Saved entries
# # # # #

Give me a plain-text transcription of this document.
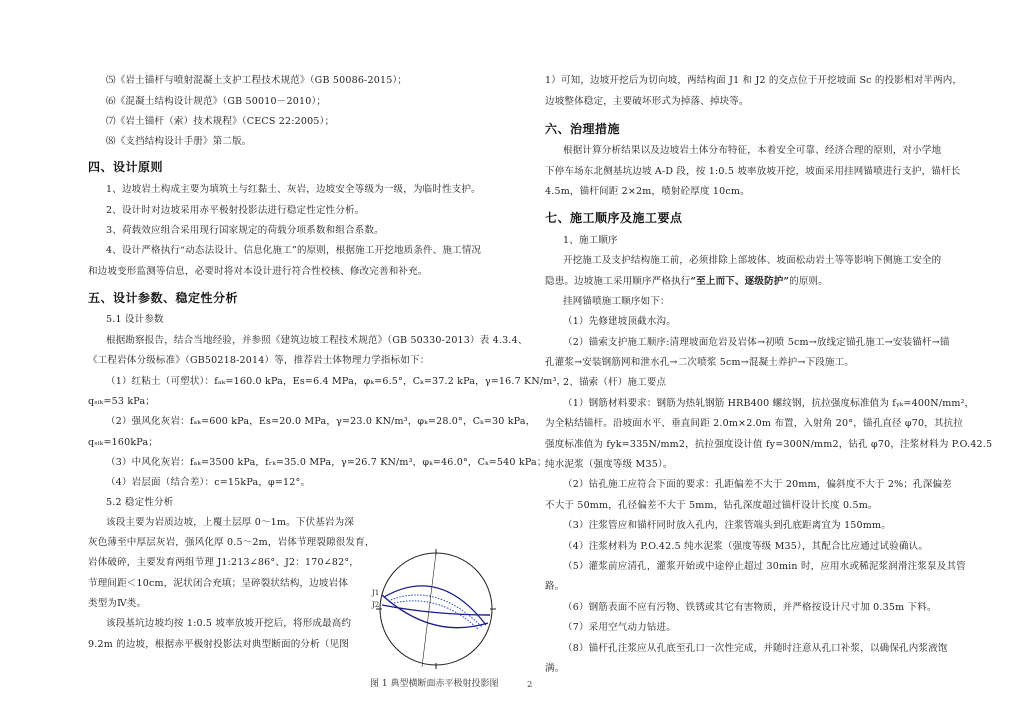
⑸《岩土锚杆与喷射混凝土支护工程技术规范》（GB 50086-2015）；
⑹《混凝土结构设计规范》（GB 50010－2010）；
⑺《岩土锚杆（索）技术规程》（CECS 22:2005）；
⑻《支挡结构设计手册》第二版。
四、设计原则
1、边坡岩土构成主要为填筑土与红黏土、灰岩，边坡安全等级为一级，为临时性支护。
2、设计时对边坡采用赤平极射投影法进行稳定性定性分析。
3、荷载效应组合采用现行国家规定的荷载分项系数和组合系数。
4、设计严格执行“动态法设计、信息化施工”的原则，根据施工开挖地质条件、施工情况
和边坡变形监测等信息，必要时将对本设计进行符合性校核、修改完善和补充。
五、设计参数、稳定性分析
5.1 设计参数
根据勘察报告，结合当地经验，并参照《建筑边坡工程技术规范》（GB 50330-2013）表 4.3.4、
《工程岩体分级标准》（GB50218-2014）等，推荐岩土体物理力学指标如下：
（1）红粘土（可塑状）：fₐₖ=160.0 kPa，Es=6.4 MPa，φₖ=6.5°，Cₖ=37.2 kPa，γ=16.7 KN/m³，
qₛᵢₖ=53 kPa；
（2）强风化灰岩：fₐₖ=600 kPa，Es=20.0 MPa，γ=23.0 KN/m³，φₖ=28.0°，Cₖ=30 kPa，
qₛᵢₖ=160kPa；
（3）中风化灰岩：fₐₖ=3500 kPa，fᵣₖ=35.0 MPa，γ=26.7 KN/m³，φₖ=46.0°，Cₖ=540 kPa；
（4）岩层面（结合差）：c=15kPa，φ=12°。
5.2 稳定性分析
该段主要为岩质边坡，上覆土层厚 0～1m。下伏基岩为深
灰色薄至中厚层灰岩，强风化厚 0.5～2m，岩体节理裂隙很发育，
岩体破碎，主要发育两组节理 J1:213∠86°、J2：170∠82°，
节理间距＜10cm，泥状闭合充填；呈碎裂状结构，边坡岩体
类型为Ⅳ类。
该段基坑边坡均按 1:0.5 坡率放坡开挖后，将形成最高约
9.2m 的边坡，根据赤平极射投影法对典型断面的分析（见图
J1
J2
图 1 典型横断面赤平极射投影图	2
1）可知，边坡开挖后为切向坡，两结构面 J1 和 J2 的交点位于开挖坡面 Sc 的投影相对半两内，
边坡整体稳定，主要破坏形式为掉落、掉块等。
六、治理措施
根据计算分析结果以及边坡岩土体分布特征，本着安全可靠、经济合理的原则，对小学地
下停车场东北侧基坑边坡 A-D 段，按 1:0.5 坡率放坡开挖，坡面采用挂网锚喷进行支护，锚杆长
4.5m，锚杆间距 2×2m，喷射砼厚度 10cm。
七、施工顺序及施工要点
1、施工顺序
开挖施工及支护结构施工前，必须排除上部坡体、坡面松动岩土等等影响下侧施工安全的
隐患。边坡施工采用顺序严格执行“至上而下、逐级防护”的原则。
挂网锚喷施工顺序如下：
（1）先修建坡顶截水沟。
（2）锚索支护施工顺序:清理坡面危岩及岩体→初喷 5cm→放线定锚孔施工→安装锚杆→锚
孔灌浆→安装钢筋网和泄水孔→二次喷浆 5cm→混凝土养护→下段施工。
2、锚索（杆）施工要点
（1）钢筋材料要求：钢筋为热轧钢筋 HRB400 螺纹钢，抗拉强度标准值为 fᵧₖ=400N/mm²，
为全粘结锚杆。沿坡面水平、垂直间距 2.0m×2.0m 布置，入射角 20°，锚孔直径 φ70，其抗拉
强度标准值为 fyk=335N/mm2，抗拉强度设计值 fy=300N/mm2，钻孔 φ70，注浆材料为 P.O.42.5
纯水泥浆（强度等级 M35）。
（2）钻孔施工应符合下面的要求：孔距偏差不大于 20mm，偏斜度不大于 2%；孔深偏差
不大于 50mm，孔径偏差不大于 5mm，钻孔深度超过锚杆设计长度 0.5m。
（3）注浆管应和锚杆同时放入孔内，注浆管端头到孔底距离宜为 150mm。
（4）注浆材料为 P.O.42.5 纯水泥浆（强度等级 M35），其配合比应通过试验确认。
（5）灌浆前应清孔，灌浆开始或中途停止超过 30min 时，应用水或稀泥浆润滑注浆泵及其管
路。
（6）钢筋表面不应有污物、铁锈或其它有害物质，并严格按设计尺寸加 0.35m 下料。
（7）采用空气动力钻进。
（8）锚杆孔注浆应从孔底至孔口一次性完成，并随时注意从孔口补浆，以确保孔内浆液饱
满。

# # # # #

From the listing above, copy all lines holding the word "强度等级".

> _The result_
纯水泥浆（强度等级 M35）。
（4）注浆材料为 P.O.42.5 纯水泥浆（强度等级 M35），其配合比应通过试验确认。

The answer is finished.